The problem:
Return the lines below that carry the word "description".

Entries shown:
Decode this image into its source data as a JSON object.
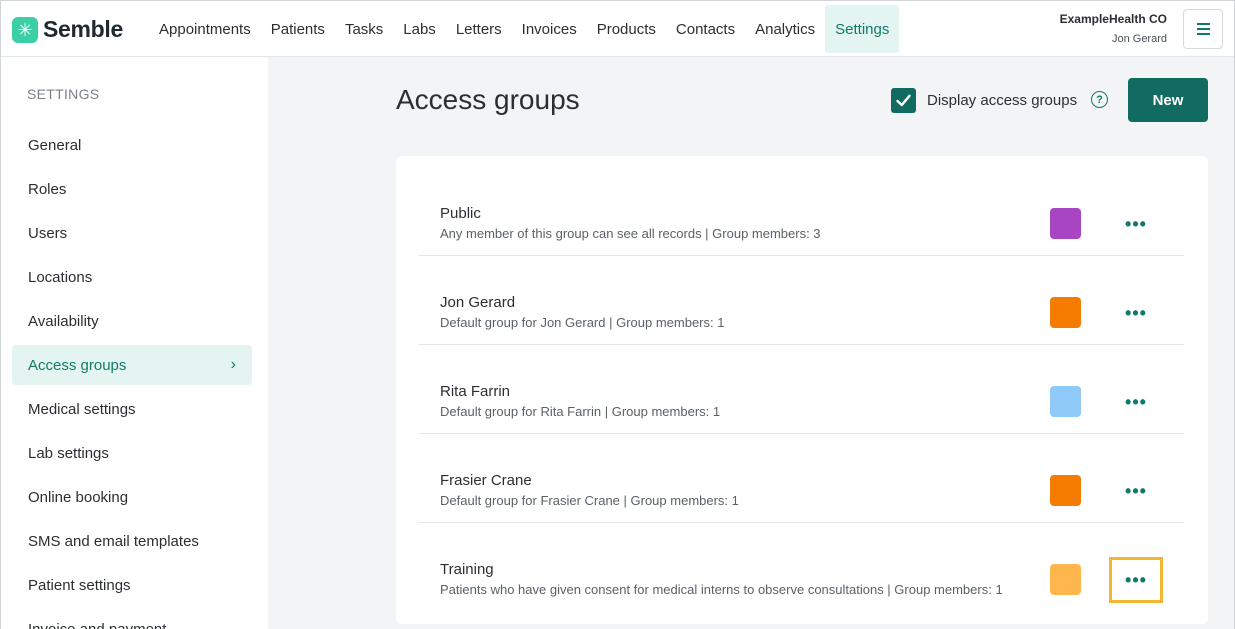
{
  "brand": {
    "name": "Semble",
    "logo_glyph": "✳"
  },
  "nav": [
    {
      "label": "Appointments",
      "name": "appointments"
    },
    {
      "label": "Patients",
      "name": "patients"
    },
    {
      "label": "Tasks",
      "name": "tasks"
    },
    {
      "label": "Labs",
      "name": "labs"
    },
    {
      "label": "Letters",
      "name": "letters"
    },
    {
      "label": "Invoices",
      "name": "invoices"
    },
    {
      "label": "Products",
      "name": "products"
    },
    {
      "label": "Contacts",
      "name": "contacts"
    },
    {
      "label": "Analytics",
      "name": "analytics"
    },
    {
      "label": "Settings",
      "name": "settings",
      "active": true
    }
  ],
  "account": {
    "org": "ExampleHealth CO",
    "user": "Jon Gerard",
    "menu_icon": "hamburger-icon"
  },
  "sidebar": {
    "heading": "SETTINGS",
    "items": [
      {
        "label": "General"
      },
      {
        "label": "Roles"
      },
      {
        "label": "Users"
      },
      {
        "label": "Locations"
      },
      {
        "label": "Availability"
      },
      {
        "label": "Access groups",
        "active": true
      },
      {
        "label": "Medical settings"
      },
      {
        "label": "Lab settings"
      },
      {
        "label": "Online booking"
      },
      {
        "label": "SMS and email templates"
      },
      {
        "label": "Patient settings"
      },
      {
        "label": "Invoice and payment"
      }
    ]
  },
  "main": {
    "title": "Access groups",
    "display_toggle": {
      "label": "Display access groups",
      "checked": true
    },
    "help_glyph": "?",
    "new_label": "New",
    "more_glyph": "•••",
    "groups": [
      {
        "name": "Public",
        "description": "Any member of this group can see all records | Group members: 3",
        "color": "#a845c2"
      },
      {
        "name": "Jon Gerard",
        "description": "Default group for Jon Gerard | Group members: 1",
        "color": "#f57c00"
      },
      {
        "name": "Rita Farrin",
        "description": "Default group for Rita Farrin | Group members: 1",
        "color": "#90caf9"
      },
      {
        "name": "Frasier Crane",
        "description": "Default group for Frasier Crane | Group members: 1",
        "color": "#f57c00"
      },
      {
        "name": "Training",
        "description": "Patients who have given consent for medical interns to observe consultations | Group members: 1",
        "color": "#ffb74d",
        "highlighted": true
      }
    ]
  },
  "colors": {
    "accent": "#126b60",
    "accent_light": "#e4f5f1",
    "highlight": "#f2b630"
  }
}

Task output:
        "description": "Any member of this group can see all records | Group members: 3",
        "description": "Default group for Jon Gerard | Group members: 1",
        "description": "Default group for Rita Farrin | Group members: 1",
        "description": "Default group for Frasier Crane | Group members: 1",
        "description": "Patients who have given consent for medical interns to observe consultations | Group members: 1",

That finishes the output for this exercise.